[Material supplied Boundary: Start]

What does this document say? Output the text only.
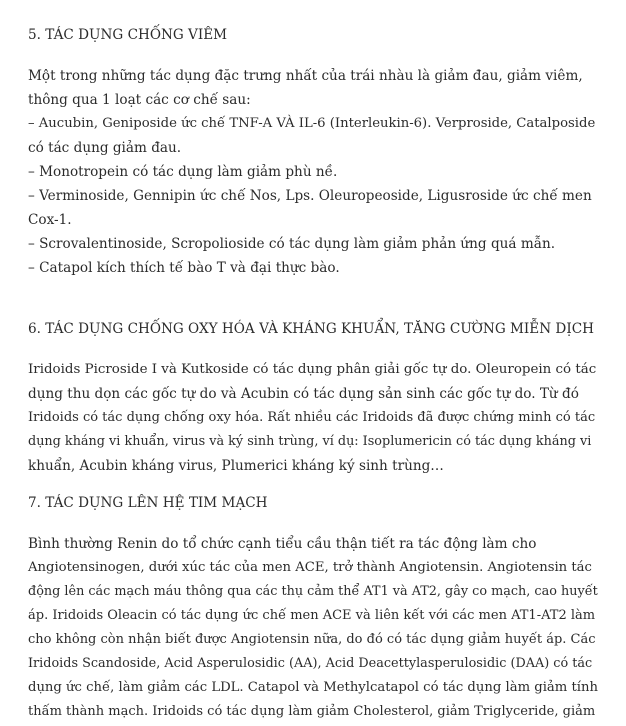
5. TÁC DỤNG CHỐNG VIÊM

Một trong những tác dụng đặc trưng nhất của trái nhàu là giảm đau, giảm viêm,
thông qua 1 loạt các cơ chế sau:
– Aucubin, Geniposide ức chế TNF-A VÀ IL-6 (Interleukin-6). Verproside, Catalposide
có tác dụng giảm đau.
– Monotropein có tác dụng làm giảm phù nề.
– Verminoside, Gennipin ức chế Nos, Lps. Oleuropeoside, Ligusroside ức chế men
Cox-1.
– Scrovalentinoside, Scropolioside có tác dụng làm giảm phản ứng quá mẫn.
– Catapol kích thích tế bào T và đại thực bào.

6. TÁC DỤNG CHỐNG OXY HÓA VÀ KHÁNG KHUẨN, TĂNG CƯỜNG MIỄN DỊCH

Iridoids Picroside I và Kutkoside có tác dụng phân giải gốc tự do. Oleuropein có tác
dụng thu dọn các gốc tự do và Acubin có tác dụng sản sinh các gốc tự do. Từ đó
Iridoids có tác dụng chống oxy hóa. Rất nhiều các Iridoids đã được chứng minh có tác
dụng kháng vi khuẩn, virus và ký sinh trùng, ví dụ: Isoplumericin có tác dụng kháng vi
khuẩn, Acubin kháng virus, Plumerici kháng ký sinh trùng…

7. TÁC DỤNG LÊN HỆ TIM MẠCH

Bình thường Renin do tổ chức cạnh tiểu cầu thận tiết ra tác động làm cho
Angiotensinogen, dưới xúc tác của men ACE, trở thành Angiotensin. Angiotensin tác
động lên các mạch máu thông qua các thụ cảm thể AT1 và AT2, gây co mạch, cao huyết
áp. Iridoids Oleacin có tác dụng ức chế men ACE và liên kết với các men AT1-AT2 làm
cho không còn nhận biết được Angiotensin nữa, do đó có tác dụng giảm huyết áp. Các
Iridoids Scandoside, Acid Asperulosidic (AA), Acid Deacettylasperulosidic (DAA) có tác
dụng ức chế, làm giảm các LDL. Catapol và Methylcatapol có tác dụng làm giảm tính
thấm thành mạch. Iridoids có tác dụng làm giảm Cholesterol, giảm Triglyceride, giảm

[Material supplied Boundary: End]

Task objective
Copy all lines from the listing that contain "trùng".

Reply
dụng kháng vi khuẩn, virus và ký sinh trùng, ví dụ: Isoplumericin có tác dụng kháng vi
khuẩn, Acubin kháng virus, Plumerici kháng ký sinh trùng…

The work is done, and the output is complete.